## Exercise brief
Set out each line from the following listing that includes the word "Monthly".

[Rows from a figure dataset]

------------------------------------

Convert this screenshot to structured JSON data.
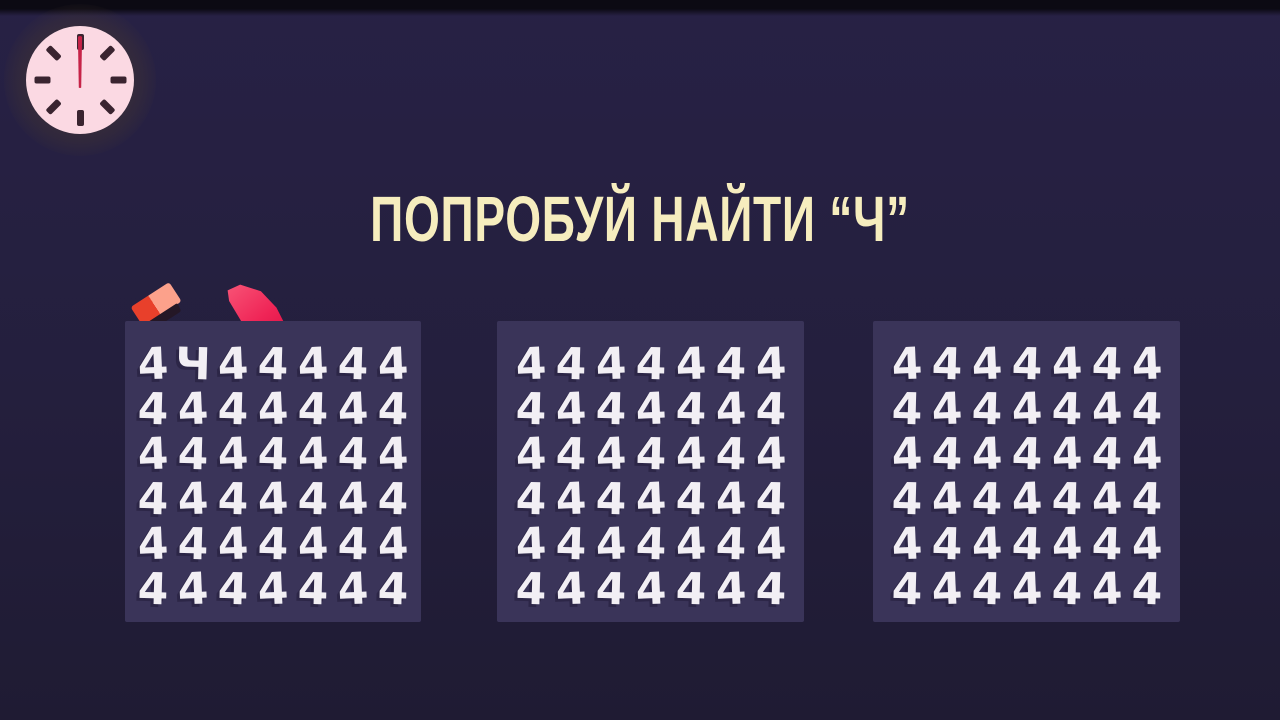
{
  "title": "ПОПРОБУЙ НАЙТИ “Ч”",
  "target_letter": "Ч",
  "filler_digit": "4",
  "hidden_letter_position": {
    "grid": 1,
    "row": 1,
    "column": 2
  },
  "grids": [
    {
      "name": "left",
      "rows": [
        "4Ч44444",
        "4444444",
        "4444444",
        "4444444",
        "4444444",
        "4444444"
      ]
    },
    {
      "name": "center",
      "rows": [
        "4444444",
        "4444444",
        "4444444",
        "4444444",
        "4444444",
        "4444444"
      ]
    },
    {
      "name": "right",
      "rows": [
        "4444444",
        "4444444",
        "4444444",
        "4444444",
        "4444444",
        "4444444"
      ]
    }
  ],
  "icons": {
    "clock": "analog clock pointing to 12"
  },
  "colors": {
    "background": "#241f3d",
    "panel": "#3a3459",
    "digit": "#f2eff4",
    "title": "#f6edbe",
    "clock_face": "#fbd9e3",
    "clock_tick": "#3a2430",
    "clock_hand": "#c62348",
    "accent_red": "#ef2456",
    "accent_salmon": "#fca18b"
  }
}
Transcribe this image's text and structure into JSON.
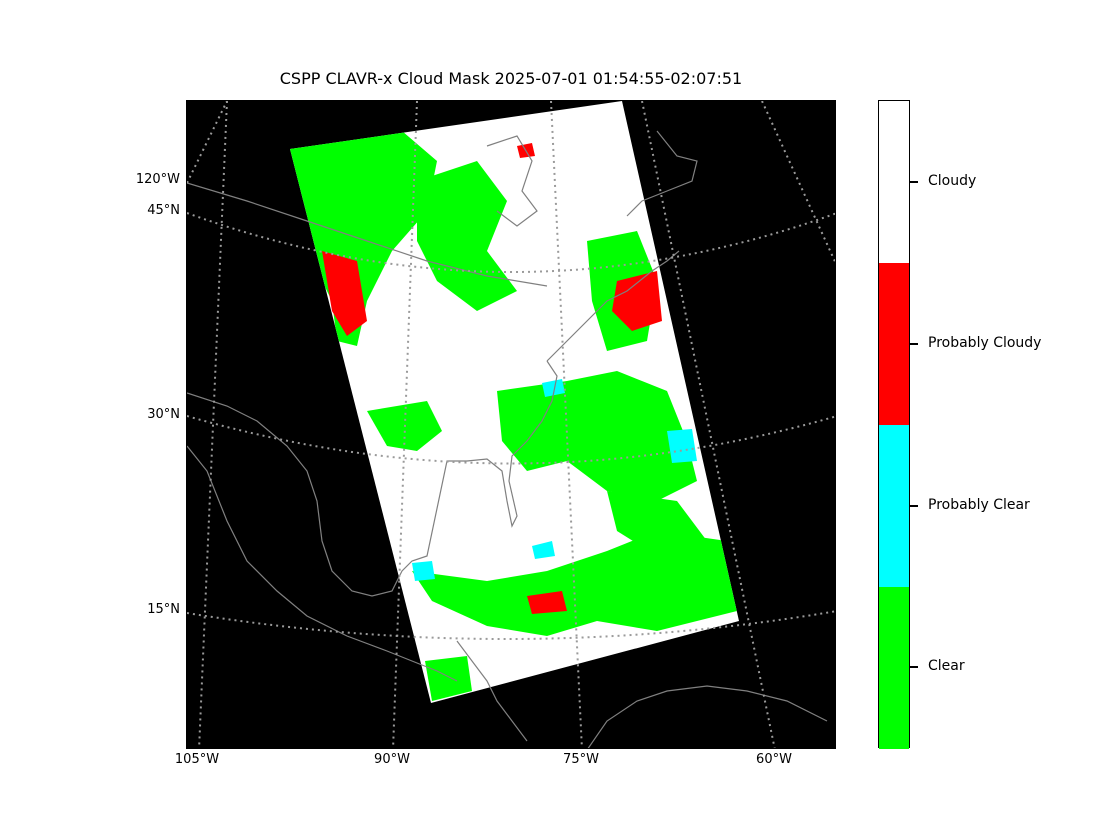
{
  "title": "CSPP CLAVR-x Cloud Mask 2025-07-01 01:54:55-02:07:51",
  "map": {
    "background_color": "#000000",
    "coastline_color": "#808080",
    "graticule_color": "#9a9a9a",
    "projection_note": "conic",
    "lat_labels": [
      "45°N",
      "30°N",
      "15°N"
    ],
    "lon_labels_left": [
      "120°W"
    ],
    "lon_labels_bottom": [
      "105°W",
      "90°W",
      "75°W",
      "60°W"
    ]
  },
  "legend": {
    "colorbar": [
      {
        "label": "Cloudy",
        "color": "#ffffff"
      },
      {
        "label": "Probably Cloudy",
        "color": "#ff0000"
      },
      {
        "label": "Probably Clear",
        "color": "#00ffff"
      },
      {
        "label": "Clear",
        "color": "#00ff00"
      }
    ]
  }
}
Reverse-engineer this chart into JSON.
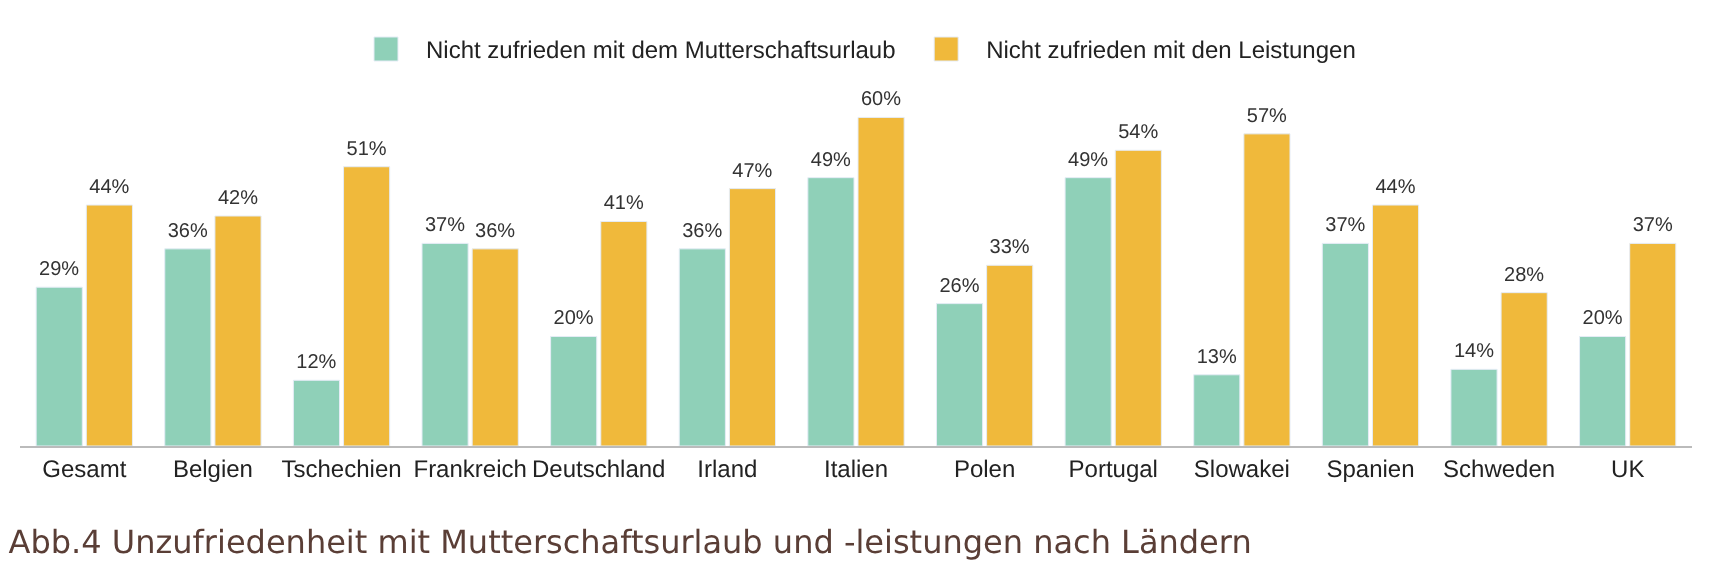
{
  "chart_data": {
    "type": "bar",
    "title": "Abb.4 Unzufriedenheit mit Mutterschaftsurlaub und -leistungen nach Ländern",
    "categories": [
      "Gesamt",
      "Belgien",
      "Tschechien",
      "Frankreich",
      "Deutschland",
      "Irland",
      "Italien",
      "Polen",
      "Portugal",
      "Slowakei",
      "Spanien",
      "Schweden",
      "UK"
    ],
    "series": [
      {
        "name": "Nicht zufrieden mit dem Mutterschaftsurlaub",
        "color": "#8fd0b8",
        "values": [
          29,
          36,
          12,
          37,
          20,
          36,
          49,
          26,
          49,
          13,
          37,
          14,
          20
        ],
        "value_labels": [
          "29%",
          "36%",
          "12%",
          "37%",
          "20%",
          "36%",
          "49%",
          "26%",
          "49%",
          "13%",
          "37%",
          "14%",
          "20%"
        ]
      },
      {
        "name": "Nicht zufrieden mit den Leistungen",
        "color": "#f0b93b",
        "values": [
          44,
          42,
          51,
          36,
          41,
          47,
          60,
          33,
          54,
          57,
          44,
          28,
          37
        ],
        "value_labels": [
          "44%",
          "42%",
          "51%",
          "36%",
          "41%",
          "47%",
          "60%",
          "33%",
          "54%",
          "57%",
          "44%",
          "28%",
          "37%"
        ]
      }
    ],
    "legend": "top"
  }
}
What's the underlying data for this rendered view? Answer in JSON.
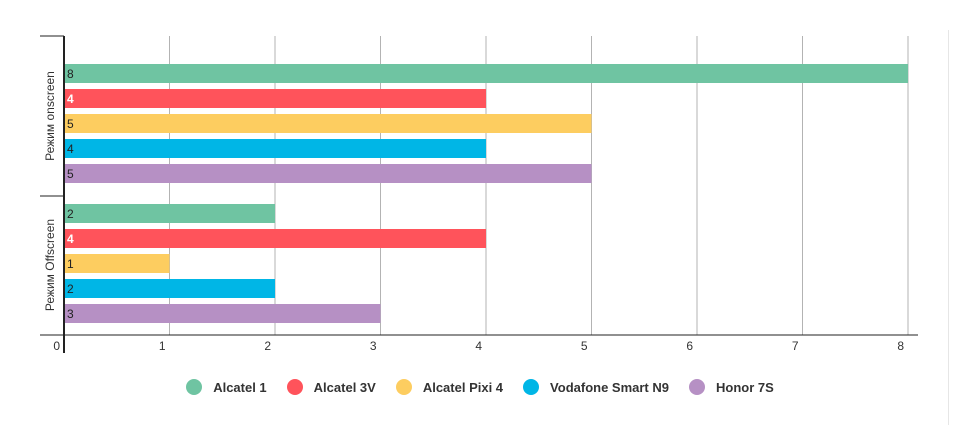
{
  "chart_data": {
    "type": "bar",
    "orientation": "horizontal",
    "categories": [
      "Режим onscreen",
      "Режим Offscreen"
    ],
    "series": [
      {
        "name": "Alcatel 1",
        "color": "#6fc4a2",
        "values": [
          8,
          2
        ]
      },
      {
        "name": "Alcatel 3V",
        "color": "#ff535b",
        "values": [
          4,
          4
        ]
      },
      {
        "name": "Alcatel Pixi 4",
        "color": "#fdcd60",
        "values": [
          5,
          1
        ]
      },
      {
        "name": "Vodafone Smart N9",
        "color": "#00b6e6",
        "values": [
          4,
          2
        ]
      },
      {
        "name": "Honor 7S",
        "color": "#b690c4",
        "values": [
          5,
          3
        ]
      }
    ],
    "xlim": [
      0,
      8
    ],
    "x_ticks": [
      "0",
      "1",
      "2",
      "3",
      "4",
      "5",
      "6",
      "7",
      "8"
    ],
    "grid": true,
    "legend_position": "bottom",
    "data_labels": true
  }
}
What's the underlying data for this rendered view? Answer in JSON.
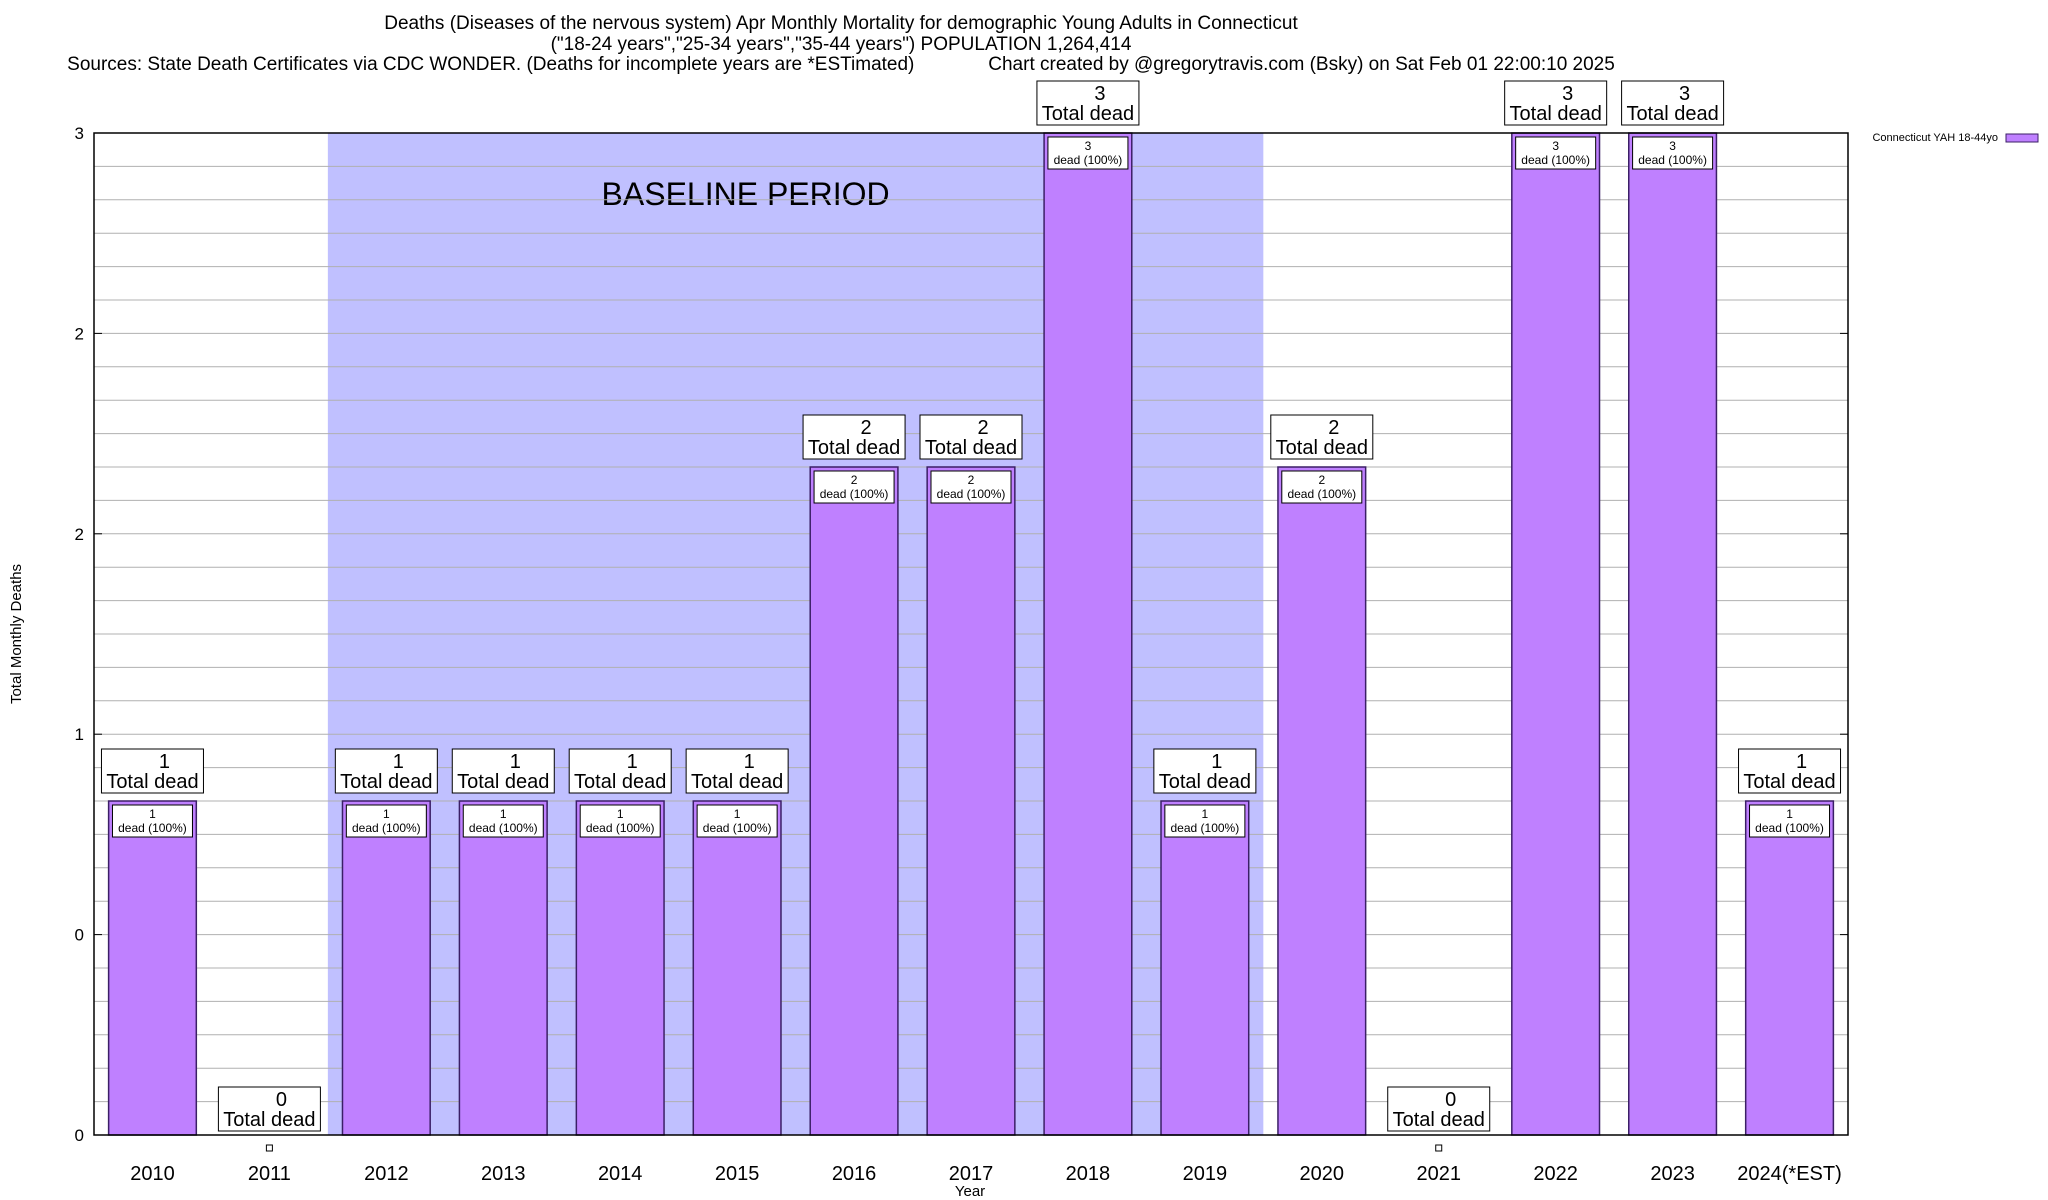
{
  "title": {
    "line1": "Deaths (Diseases of the nervous system) Apr Monthly Mortality for demographic Young Adults in Connecticut",
    "line2": "(\"18-24 years\",\"25-34 years\",\"35-44 years\") POPULATION 1,264,414",
    "line3": "Sources: State Death Certificates via CDC WONDER. (Deaths for incomplete years are *ESTimated)              Chart created by @gregorytravis.com (Bsky) on Sat Feb 01 22:00:10 2025"
  },
  "colors": {
    "bar_fill": "#bf80ff",
    "bar_edge": "#3b1f66",
    "baseline_fill": "#c0c0ff",
    "grid": "#b0b0b0"
  },
  "chart_data": {
    "type": "bar",
    "xlabel": "Year",
    "ylabel": "Total Monthly Deaths",
    "ylim": [
      0,
      3
    ],
    "y_tick_labels": [
      "0",
      "0",
      "1",
      "2",
      "2",
      "3"
    ],
    "grid": true,
    "legend": {
      "placement": "top-right",
      "entries": [
        "Connecticut YAH 18-44yo"
      ]
    },
    "baseline_label": "BASELINE PERIOD",
    "baseline_range": [
      "2012",
      "2019"
    ],
    "categories": [
      "2010",
      "2011",
      "2012",
      "2013",
      "2014",
      "2015",
      "2016",
      "2017",
      "2018",
      "2019",
      "2020",
      "2021",
      "2022",
      "2023",
      "2024(*EST)"
    ],
    "series": [
      {
        "name": "Connecticut YAH 18-44yo",
        "values": [
          1,
          0,
          1,
          1,
          1,
          1,
          2,
          2,
          3,
          1,
          2,
          0,
          3,
          3,
          1
        ]
      }
    ],
    "total_label_suffix": "Total dead",
    "inner_label_suffix": "dead (100%)"
  }
}
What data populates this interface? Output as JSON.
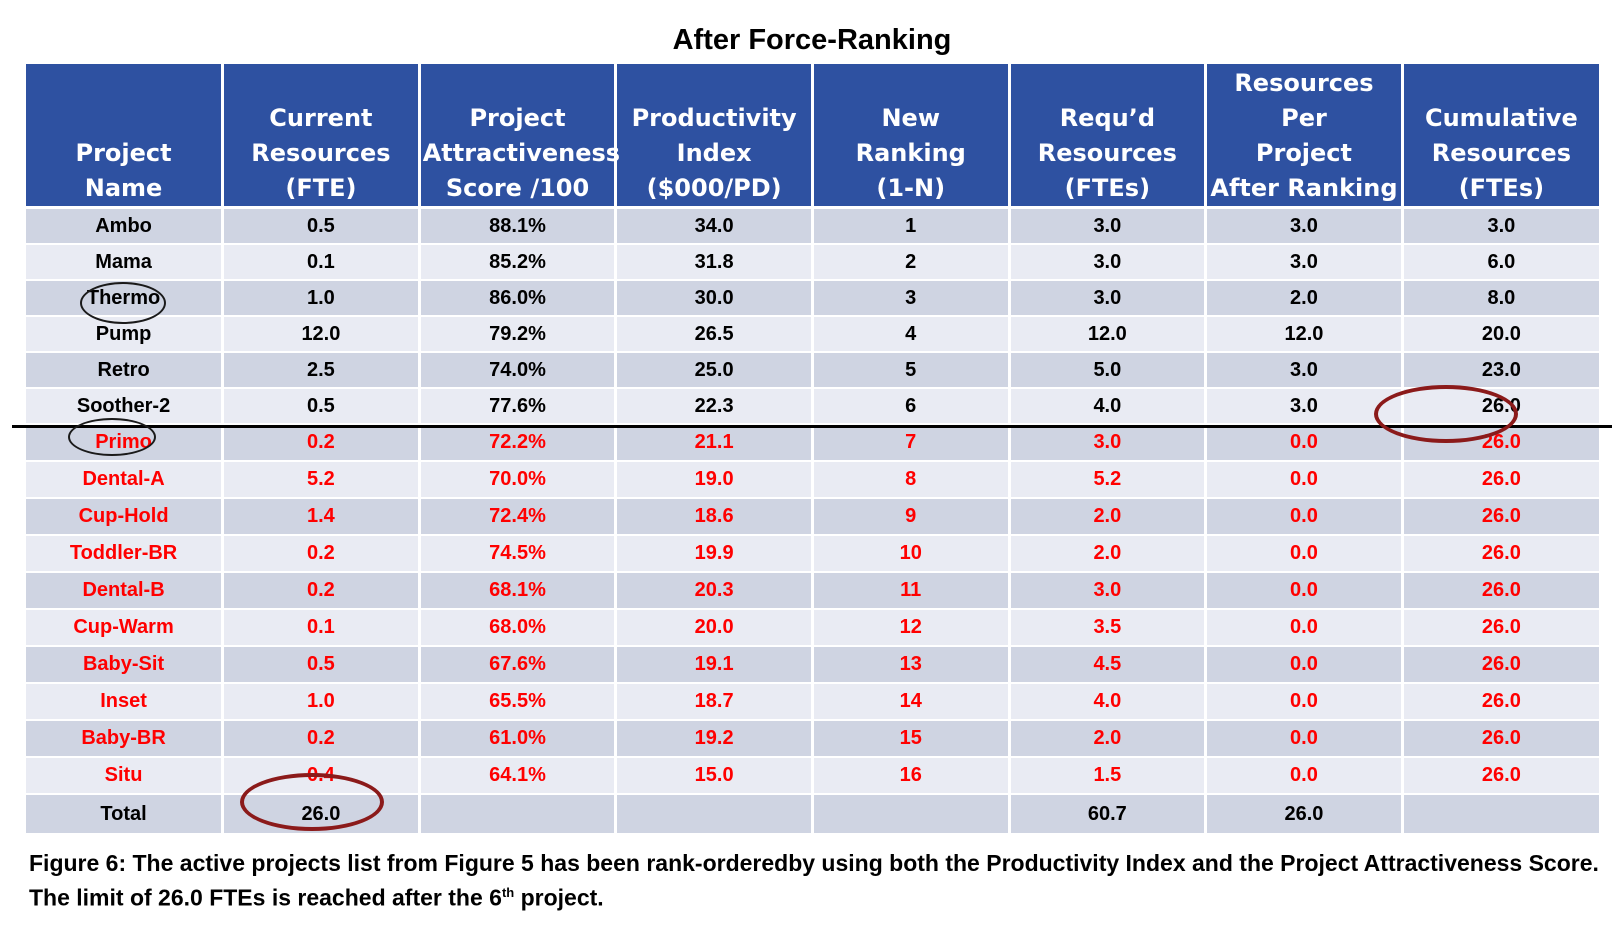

------------------------------------

## Exercise response
    "line1": "Deaths (Diseases of the nervous system) Apr Monthly Mortality for demographic Young Adults in Connecticut",
    "ylabel": "Total Monthly Deaths",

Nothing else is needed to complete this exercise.